— begin MATERIAL PROVIDED —

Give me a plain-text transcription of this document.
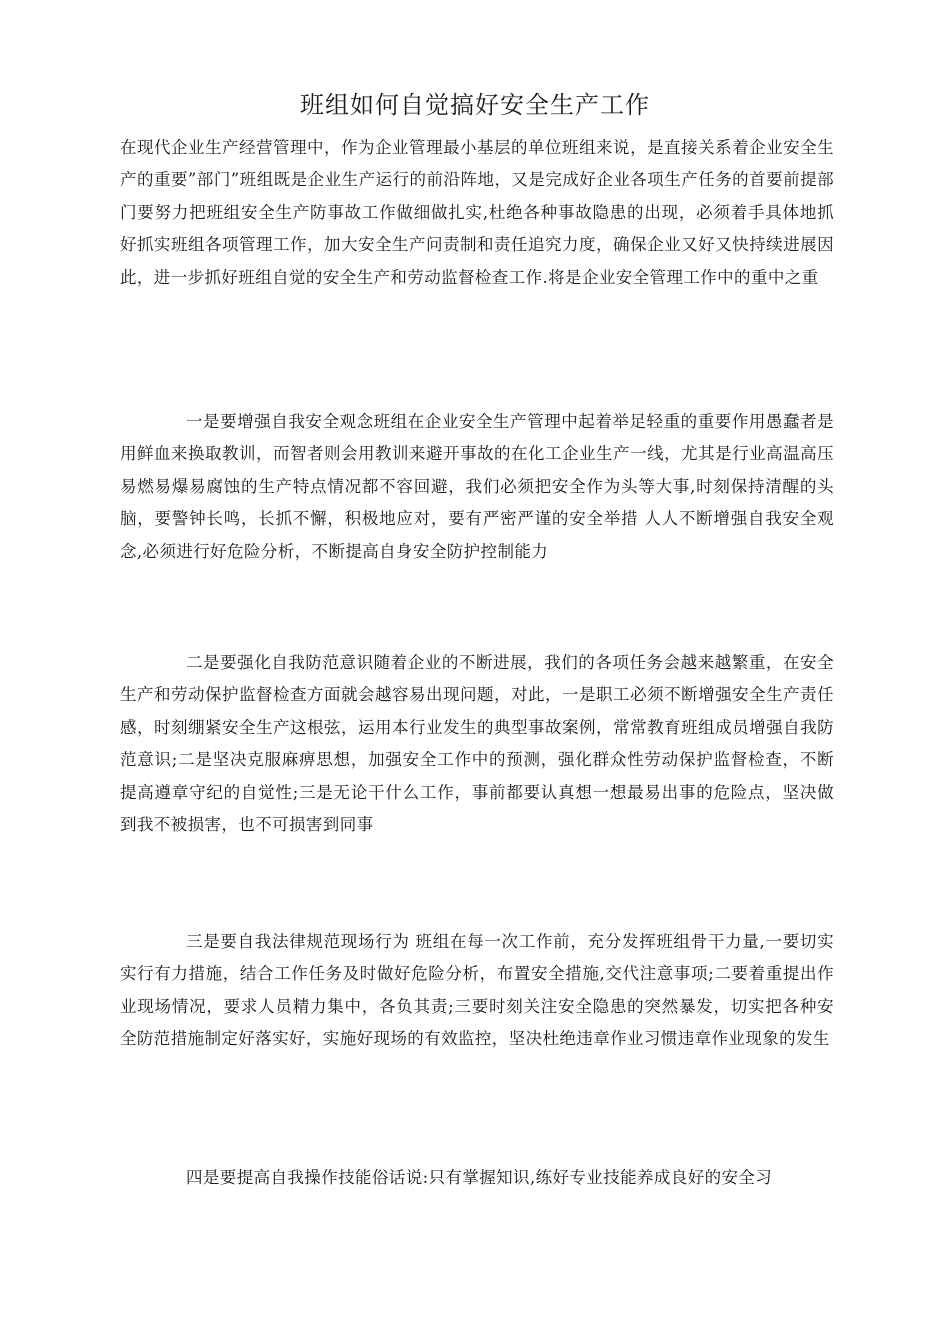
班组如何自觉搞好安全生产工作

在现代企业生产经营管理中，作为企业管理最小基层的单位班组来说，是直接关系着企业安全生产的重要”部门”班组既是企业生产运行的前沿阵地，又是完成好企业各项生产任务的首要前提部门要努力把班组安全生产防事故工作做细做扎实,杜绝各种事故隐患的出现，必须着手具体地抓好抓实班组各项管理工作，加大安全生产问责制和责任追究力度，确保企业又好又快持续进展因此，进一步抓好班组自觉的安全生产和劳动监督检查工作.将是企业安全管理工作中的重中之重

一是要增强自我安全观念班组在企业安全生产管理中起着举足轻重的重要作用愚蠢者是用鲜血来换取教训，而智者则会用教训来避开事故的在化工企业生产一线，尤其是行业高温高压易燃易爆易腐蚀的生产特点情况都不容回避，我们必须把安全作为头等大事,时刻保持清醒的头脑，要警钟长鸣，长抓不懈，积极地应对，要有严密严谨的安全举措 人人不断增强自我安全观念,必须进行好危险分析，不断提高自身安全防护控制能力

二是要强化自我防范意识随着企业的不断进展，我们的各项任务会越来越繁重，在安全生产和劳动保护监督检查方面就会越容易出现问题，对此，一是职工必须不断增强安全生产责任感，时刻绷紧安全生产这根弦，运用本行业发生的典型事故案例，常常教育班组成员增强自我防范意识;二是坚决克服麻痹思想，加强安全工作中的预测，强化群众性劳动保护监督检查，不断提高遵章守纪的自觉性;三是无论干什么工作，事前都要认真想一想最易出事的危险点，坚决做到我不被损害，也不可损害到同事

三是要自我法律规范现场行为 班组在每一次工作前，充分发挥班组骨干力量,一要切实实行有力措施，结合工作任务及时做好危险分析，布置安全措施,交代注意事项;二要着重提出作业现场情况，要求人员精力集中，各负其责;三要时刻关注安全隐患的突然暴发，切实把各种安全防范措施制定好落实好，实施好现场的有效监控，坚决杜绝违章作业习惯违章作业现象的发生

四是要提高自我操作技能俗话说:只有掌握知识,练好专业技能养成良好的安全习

— end MATERIAL PROVIDED —
— begin MATERIAL PROVIDED —

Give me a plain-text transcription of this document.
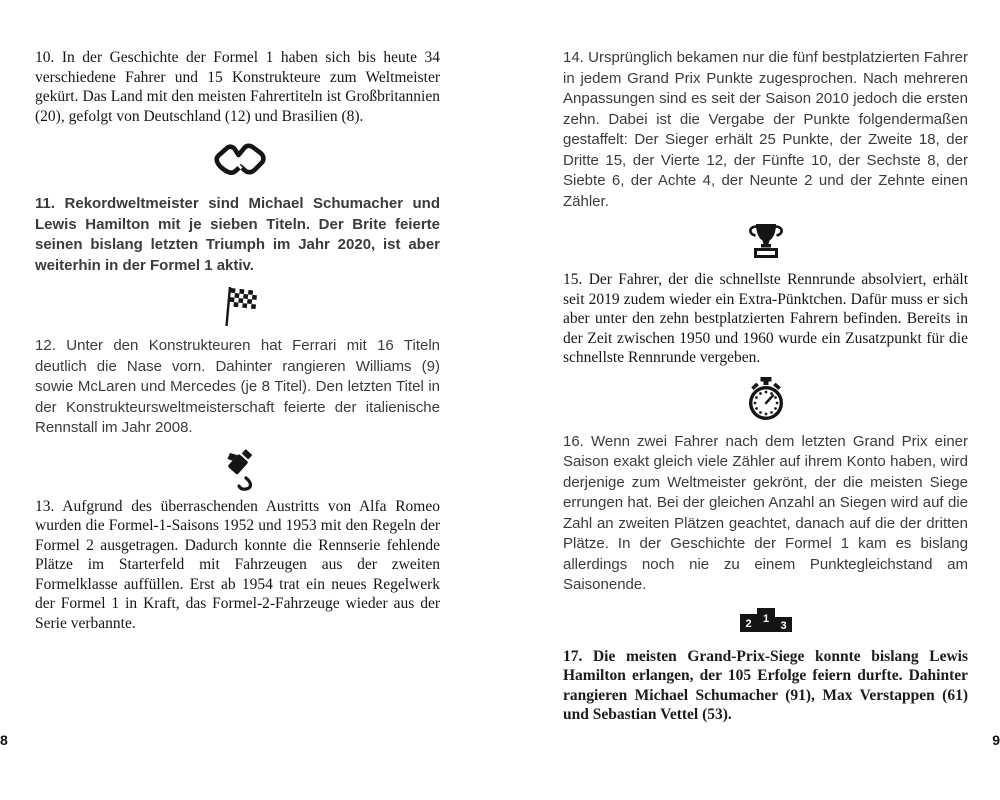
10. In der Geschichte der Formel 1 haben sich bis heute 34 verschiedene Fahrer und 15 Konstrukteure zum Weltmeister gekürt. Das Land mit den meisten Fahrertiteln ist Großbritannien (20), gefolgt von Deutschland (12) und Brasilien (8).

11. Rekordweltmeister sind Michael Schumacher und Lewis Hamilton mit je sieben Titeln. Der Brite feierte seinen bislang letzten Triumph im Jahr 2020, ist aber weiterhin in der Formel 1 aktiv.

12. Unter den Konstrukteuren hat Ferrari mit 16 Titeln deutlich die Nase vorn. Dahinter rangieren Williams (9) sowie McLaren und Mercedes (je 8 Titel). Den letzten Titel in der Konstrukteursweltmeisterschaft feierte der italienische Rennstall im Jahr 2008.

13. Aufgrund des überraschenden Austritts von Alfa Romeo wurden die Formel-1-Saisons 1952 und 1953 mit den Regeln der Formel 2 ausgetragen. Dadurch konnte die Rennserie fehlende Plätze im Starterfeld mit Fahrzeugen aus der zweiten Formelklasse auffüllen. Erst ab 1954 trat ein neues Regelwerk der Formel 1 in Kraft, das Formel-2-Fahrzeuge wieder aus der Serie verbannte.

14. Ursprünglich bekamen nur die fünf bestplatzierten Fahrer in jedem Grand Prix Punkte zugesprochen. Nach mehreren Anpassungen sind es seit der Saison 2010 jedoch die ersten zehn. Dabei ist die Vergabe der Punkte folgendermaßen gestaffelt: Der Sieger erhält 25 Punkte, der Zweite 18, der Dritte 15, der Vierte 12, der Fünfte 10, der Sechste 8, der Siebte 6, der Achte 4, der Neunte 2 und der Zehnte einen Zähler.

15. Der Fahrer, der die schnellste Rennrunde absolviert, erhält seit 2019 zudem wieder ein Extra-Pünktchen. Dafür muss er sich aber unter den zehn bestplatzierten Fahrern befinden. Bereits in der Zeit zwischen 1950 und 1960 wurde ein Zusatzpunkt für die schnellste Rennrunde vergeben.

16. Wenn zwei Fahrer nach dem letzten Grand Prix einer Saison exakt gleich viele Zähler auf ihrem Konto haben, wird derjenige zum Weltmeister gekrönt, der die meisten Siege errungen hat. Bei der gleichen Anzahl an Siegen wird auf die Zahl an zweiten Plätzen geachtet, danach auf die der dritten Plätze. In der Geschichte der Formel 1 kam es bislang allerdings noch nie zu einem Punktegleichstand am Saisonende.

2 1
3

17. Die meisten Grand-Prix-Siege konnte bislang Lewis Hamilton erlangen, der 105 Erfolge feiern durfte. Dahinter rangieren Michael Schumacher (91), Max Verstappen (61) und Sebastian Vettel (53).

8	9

— end MATERIAL PROVIDED —

• PROBLEM TO SOLVE
Gather all lines of the records that include the word "erhält".

• OUTPUT FOR THIS EXERCISE
14. Ursprünglich bekamen nur die fünf bestplatzierten Fahrer in jedem Grand Prix Punkte zugesprochen. Nach mehreren Anpassungen sind es seit der Saison 2010 jedoch die ersten zehn. Dabei ist die Vergabe der Punkte folgendermaßen gestaffelt: Der Sieger erhält 25 Punkte, der Zweite 18, der Dritte 15, der Vierte 12, der Fünfte 10, der Sechste 8, der Siebte 6, der Achte 4, der Neunte 2 und der Zehnte einen Zähler.
15. Der Fahrer, der die schnellste Rennrunde absolviert, erhält seit 2019 zudem wieder ein Extra-Pünktchen. Dafür muss er sich aber unter den zehn bestplatzierten Fahrern befinden. Bereits in der Zeit zwischen 1950 und 1960 wurde ein Zusatzpunkt für die schnellste Rennrunde vergeben.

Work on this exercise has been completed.